SET PROBLEM.
Retype the listing that follows, word for word.

RECORDS FOR THIS TASK.
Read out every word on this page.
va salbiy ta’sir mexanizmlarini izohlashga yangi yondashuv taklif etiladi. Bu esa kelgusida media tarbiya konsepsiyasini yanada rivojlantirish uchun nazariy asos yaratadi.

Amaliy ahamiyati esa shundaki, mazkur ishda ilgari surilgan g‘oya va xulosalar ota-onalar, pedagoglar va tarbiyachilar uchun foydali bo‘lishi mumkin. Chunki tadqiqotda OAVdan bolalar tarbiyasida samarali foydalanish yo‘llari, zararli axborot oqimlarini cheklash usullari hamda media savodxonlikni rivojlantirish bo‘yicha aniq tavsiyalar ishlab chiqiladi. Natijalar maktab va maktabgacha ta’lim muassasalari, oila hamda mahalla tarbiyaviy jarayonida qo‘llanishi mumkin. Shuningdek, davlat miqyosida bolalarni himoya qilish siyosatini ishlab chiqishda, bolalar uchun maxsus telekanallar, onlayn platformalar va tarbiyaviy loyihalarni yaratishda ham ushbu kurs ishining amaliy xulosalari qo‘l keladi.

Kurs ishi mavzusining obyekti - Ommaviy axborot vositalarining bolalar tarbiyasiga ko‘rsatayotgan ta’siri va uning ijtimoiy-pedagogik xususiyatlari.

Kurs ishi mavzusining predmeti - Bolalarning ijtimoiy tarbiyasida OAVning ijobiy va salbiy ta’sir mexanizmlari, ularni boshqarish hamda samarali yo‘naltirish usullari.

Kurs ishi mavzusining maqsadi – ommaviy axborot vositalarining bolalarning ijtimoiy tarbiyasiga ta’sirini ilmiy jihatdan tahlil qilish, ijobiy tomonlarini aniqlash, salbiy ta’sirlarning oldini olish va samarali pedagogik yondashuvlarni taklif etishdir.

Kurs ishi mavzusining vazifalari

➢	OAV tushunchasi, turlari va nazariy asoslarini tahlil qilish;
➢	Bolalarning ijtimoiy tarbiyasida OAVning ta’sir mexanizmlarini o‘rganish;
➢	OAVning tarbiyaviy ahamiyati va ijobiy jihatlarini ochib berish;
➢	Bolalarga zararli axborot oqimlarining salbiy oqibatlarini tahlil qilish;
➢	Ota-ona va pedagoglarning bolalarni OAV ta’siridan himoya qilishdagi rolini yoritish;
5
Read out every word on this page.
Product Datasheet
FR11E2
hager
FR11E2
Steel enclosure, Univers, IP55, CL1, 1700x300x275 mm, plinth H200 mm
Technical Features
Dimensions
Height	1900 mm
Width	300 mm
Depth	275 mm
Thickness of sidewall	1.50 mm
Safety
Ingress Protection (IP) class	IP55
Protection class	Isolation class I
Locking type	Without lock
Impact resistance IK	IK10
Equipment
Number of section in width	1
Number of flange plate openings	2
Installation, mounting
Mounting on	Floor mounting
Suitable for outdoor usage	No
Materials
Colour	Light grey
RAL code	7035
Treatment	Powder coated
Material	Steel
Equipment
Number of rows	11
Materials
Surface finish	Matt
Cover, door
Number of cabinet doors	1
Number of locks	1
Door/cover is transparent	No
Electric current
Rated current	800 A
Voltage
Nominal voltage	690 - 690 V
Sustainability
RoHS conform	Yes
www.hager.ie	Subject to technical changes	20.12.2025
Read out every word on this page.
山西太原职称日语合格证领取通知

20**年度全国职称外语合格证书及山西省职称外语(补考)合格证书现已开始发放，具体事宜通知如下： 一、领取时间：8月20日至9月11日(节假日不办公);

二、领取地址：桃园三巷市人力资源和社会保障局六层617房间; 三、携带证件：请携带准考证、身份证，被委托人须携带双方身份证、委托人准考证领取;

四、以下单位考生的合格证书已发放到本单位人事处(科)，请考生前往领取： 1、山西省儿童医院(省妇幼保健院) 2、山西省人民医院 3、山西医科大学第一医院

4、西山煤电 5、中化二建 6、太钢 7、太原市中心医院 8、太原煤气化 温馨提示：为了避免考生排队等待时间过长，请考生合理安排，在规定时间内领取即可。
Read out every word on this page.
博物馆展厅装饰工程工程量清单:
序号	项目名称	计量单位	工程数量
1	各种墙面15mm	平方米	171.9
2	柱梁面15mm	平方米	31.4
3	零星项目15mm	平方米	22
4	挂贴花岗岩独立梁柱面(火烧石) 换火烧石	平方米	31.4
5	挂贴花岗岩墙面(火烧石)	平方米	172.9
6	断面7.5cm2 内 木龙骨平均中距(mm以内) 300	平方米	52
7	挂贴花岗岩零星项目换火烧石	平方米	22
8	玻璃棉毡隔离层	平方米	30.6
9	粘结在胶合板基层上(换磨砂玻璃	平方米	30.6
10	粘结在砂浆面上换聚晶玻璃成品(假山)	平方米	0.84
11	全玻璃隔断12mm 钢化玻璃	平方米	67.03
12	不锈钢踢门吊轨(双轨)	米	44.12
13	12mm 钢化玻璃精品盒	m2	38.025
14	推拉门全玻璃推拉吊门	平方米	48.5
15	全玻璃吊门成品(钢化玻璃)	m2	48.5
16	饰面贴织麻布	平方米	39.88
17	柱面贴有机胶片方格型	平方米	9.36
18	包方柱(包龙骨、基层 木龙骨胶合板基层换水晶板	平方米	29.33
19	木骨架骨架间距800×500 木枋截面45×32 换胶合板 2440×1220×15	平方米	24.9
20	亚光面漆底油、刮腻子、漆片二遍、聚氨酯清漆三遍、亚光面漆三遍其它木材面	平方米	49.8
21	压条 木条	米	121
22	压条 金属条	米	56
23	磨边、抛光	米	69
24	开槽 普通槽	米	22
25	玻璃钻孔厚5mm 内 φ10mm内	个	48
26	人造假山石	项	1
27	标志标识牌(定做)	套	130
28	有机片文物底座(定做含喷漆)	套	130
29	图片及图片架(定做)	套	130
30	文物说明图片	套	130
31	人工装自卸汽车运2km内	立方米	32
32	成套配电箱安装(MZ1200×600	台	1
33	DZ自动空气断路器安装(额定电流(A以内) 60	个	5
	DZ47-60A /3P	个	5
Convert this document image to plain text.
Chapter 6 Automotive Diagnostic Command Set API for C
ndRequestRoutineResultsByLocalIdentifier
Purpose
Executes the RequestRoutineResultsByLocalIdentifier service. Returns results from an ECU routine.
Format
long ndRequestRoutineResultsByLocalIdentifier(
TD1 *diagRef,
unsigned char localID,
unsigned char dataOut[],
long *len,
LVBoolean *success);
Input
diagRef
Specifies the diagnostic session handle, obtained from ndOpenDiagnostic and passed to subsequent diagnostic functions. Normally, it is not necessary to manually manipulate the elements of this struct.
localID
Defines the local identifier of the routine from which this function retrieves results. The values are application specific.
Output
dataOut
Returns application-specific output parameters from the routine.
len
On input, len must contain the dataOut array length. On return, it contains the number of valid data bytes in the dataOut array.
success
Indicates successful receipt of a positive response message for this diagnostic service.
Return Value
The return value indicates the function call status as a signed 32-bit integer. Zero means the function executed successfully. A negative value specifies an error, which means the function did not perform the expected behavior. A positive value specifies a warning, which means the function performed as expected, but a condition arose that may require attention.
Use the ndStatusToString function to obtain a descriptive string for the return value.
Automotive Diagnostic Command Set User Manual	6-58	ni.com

ANSWER FOR THIS EXERCISE.
Read out every word on this page.
va salbiy ta’sir mexanizmlarini izohlashga yangi yondashuv taklif etiladi. Bu esa kelgusida media tarbiya konsepsiyasini yanada rivojlantirish uchun nazariy asos yaratadi.

Amaliy ahamiyati esa shundaki, mazkur ishda ilgari surilgan g‘oya va xulosalar ota-onalar, pedagoglar va tarbiyachilar uchun foydali bo‘lishi mumkin. Chunki tadqiqotda OAVdan bolalar tarbiyasida samarali foydalanish yo‘llari, zararli axborot oqimlarini cheklash usullari hamda media savodxonlikni rivojlantirish bo‘yicha aniq tavsiyalar ishlab chiqiladi. Natijalar maktab va maktabgacha ta’lim muassasalari, oila hamda mahalla tarbiyaviy jarayonida qo‘llanishi mumkin. Shuningdek, davlat miqyosida bolalarni himoya qilish siyosatini ishlab chiqishda, bolalar uchun maxsus telekanallar, onlayn platformalar va tarbiyaviy loyihalarni yaratishda ham ushbu kurs ishining amaliy xulosalari qo‘l keladi.

Kurs ishi mavzusining obyekti - Ommaviy axborot vositalarining bolalar tarbiyasiga ko‘rsatayotgan ta’siri va uning ijtimoiy-pedagogik xususiyatlari.

Kurs ishi mavzusining predmeti - Bolalarning ijtimoiy tarbiyasida OAVning ijobiy va salbiy ta’sir mexanizmlari, ularni boshqarish hamda samarali yo‘naltirish usullari.

Kurs ishi mavzusining maqsadi – ommaviy axborot vositalarining bolalarning ijtimoiy tarbiyasiga ta’sirini ilmiy jihatdan tahlil qilish, ijobiy tomonlarini aniqlash, salbiy ta’sirlarning oldini olish va samarali pedagogik yondashuvlarni taklif etishdir.

Kurs ishi mavzusining vazifalari

➢	OAV tushunchasi, turlari va nazariy asoslarini tahlil qilish;
➢	Bolalarning ijtimoiy tarbiyasida OAVning ta’sir mexanizmlarini o‘rganish;
➢	OAVning tarbiyaviy ahamiyati va ijobiy jihatlarini ochib berish;
➢	Bolalarga zararli axborot oqimlarining salbiy oqibatlarini tahlil qilish;
➢	Ota-ona va pedagoglarning bolalarni OAV ta’siridan himoya qilishdagi rolini yoritish;
5
Read out every word on this page.
Product Datasheet
FR11E2
hager
FR11E2
Steel enclosure, Univers, IP55, CL1, 1700x300x275 mm, plinth H200 mm
Technical Features
Dimensions
Height	1900 mm
Width	300 mm
Depth	275 mm
Thickness of sidewall	1.50 mm
Safety
Ingress Protection (IP) class	IP55
Protection class	Isolation class I
Locking type	Without lock
Impact resistance IK	IK10
Equipment
Number of section in width	1
Number of flange plate openings	2
Installation, mounting
Mounting on	Floor mounting
Suitable for outdoor usage	No
Materials
Colour	Light grey
RAL code	7035
Treatment	Powder coated
Material	Steel
Equipment
Number of rows	11
Materials
Surface finish	Matt
Cover, door
Number of cabinet doors	1
Number of locks	1
Door/cover is transparent	No
Electric current
Rated current	800 A
Voltage
Nominal voltage	690 - 690 V
Sustainability
RoHS conform	Yes
www.hager.ie	Subject to technical changes	20.12.2025
Read out every word on this page.
山西太原职称日语合格证领取通知

20**年度全国职称外语合格证书及山西省职称外语(补考)合格证书现已开始发放，具体事宜通知如下： 一、领取时间：8月20日至9月11日(节假日不办公);

二、领取地址：桃园三巷市人力资源和社会保障局六层617房间; 三、携带证件：请携带准考证、身份证，被委托人须携带双方身份证、委托人准考证领取;

四、以下单位考生的合格证书已发放到本单位人事处(科)，请考生前往领取： 1、山西省儿童医院(省妇幼保健院) 2、山西省人民医院 3、山西医科大学第一医院

4、西山煤电 5、中化二建 6、太钢 7、太原市中心医院 8、太原煤气化 温馨提示：为了避免考生排队等待时间过长，请考生合理安排，在规定时间内领取即可。
Read out every word on this page.
博物馆展厅装饰工程工程量清单:
序号	项目名称	计量单位	工程数量
1	各种墙面15mm	平方米	171.9
2	柱梁面15mm	平方米	31.4
3	零星项目15mm	平方米	22
4	挂贴花岗岩独立梁柱面(火烧石) 换火烧石	平方米	31.4
5	挂贴花岗岩墙面(火烧石)	平方米	172.9
6	断面7.5cm2 内 木龙骨平均中距(mm以内) 300	平方米	52
7	挂贴花岗岩零星项目换火烧石	平方米	22
8	玻璃棉毡隔离层	平方米	30.6
9	粘结在胶合板基层上(换磨砂玻璃	平方米	30.6
10	粘结在砂浆面上换聚晶玻璃成品(假山)	平方米	0.84
11	全玻璃隔断12mm 钢化玻璃	平方米	67.03
12	不锈钢踢门吊轨(双轨)	米	44.12
13	12mm 钢化玻璃精品盒	m2	38.025
14	推拉门全玻璃推拉吊门	平方米	48.5
15	全玻璃吊门成品(钢化玻璃)	m2	48.5
16	饰面贴织麻布	平方米	39.88
17	柱面贴有机胶片方格型	平方米	9.36
18	包方柱(包龙骨、基层 木龙骨胶合板基层换水晶板	平方米	29.33
19	木骨架骨架间距800×500 木枋截面45×32 换胶合板 2440×1220×15	平方米	24.9
20	亚光面漆底油、刮腻子、漆片二遍、聚氨酯清漆三遍、亚光面漆三遍其它木材面	平方米	49.8
21	压条 木条	米	121
22	压条 金属条	米	56
23	磨边、抛光	米	69
24	开槽 普通槽	米	22
25	玻璃钻孔厚5mm 内 φ10mm内	个	48
26	人造假山石	项	1
27	标志标识牌(定做)	套	130
28	有机片文物底座(定做含喷漆)	套	130
29	图片及图片架(定做)	套	130
30	文物说明图片	套	130
31	人工装自卸汽车运2km内	立方米	32
32	成套配电箱安装(MZ1200×600	台	1
33	DZ自动空气断路器安装(额定电流(A以内) 60	个	5
	DZ47-60A /3P	个	5
Convert this document image to plain text.
Chapter 6 Automotive Diagnostic Command Set API for C
ndRequestRoutineResultsByLocalIdentifier
Purpose
Executes the RequestRoutineResultsByLocalIdentifier service. Returns results from an ECU routine.
Format
long ndRequestRoutineResultsByLocalIdentifier(
TD1 *diagRef,
unsigned char localID,
unsigned char dataOut[],
long *len,
LVBoolean *success);
Input
diagRef
Specifies the diagnostic session handle, obtained from ndOpenDiagnostic and passed to subsequent diagnostic functions. Normally, it is not necessary to manually manipulate the elements of this struct.
localID
Defines the local identifier of the routine from which this function retrieves results. The values are application specific.
Output
dataOut
Returns application-specific output parameters from the routine.
len
On input, len must contain the dataOut array length. On return, it contains the number of valid data bytes in the dataOut array.
success
Indicates successful receipt of a positive response message for this diagnostic service.
Return Value
The return value indicates the function call status as a signed 32-bit integer. Zero means the function executed successfully. A negative value specifies an error, which means the function did not perform the expected behavior. A positive value specifies a warning, which means the function performed as expected, but a condition arose that may require attention.
Use the ndStatusToString function to obtain a descriptive string for the return value.
Automotive Diagnostic Command Set User Manual	6-58	ni.com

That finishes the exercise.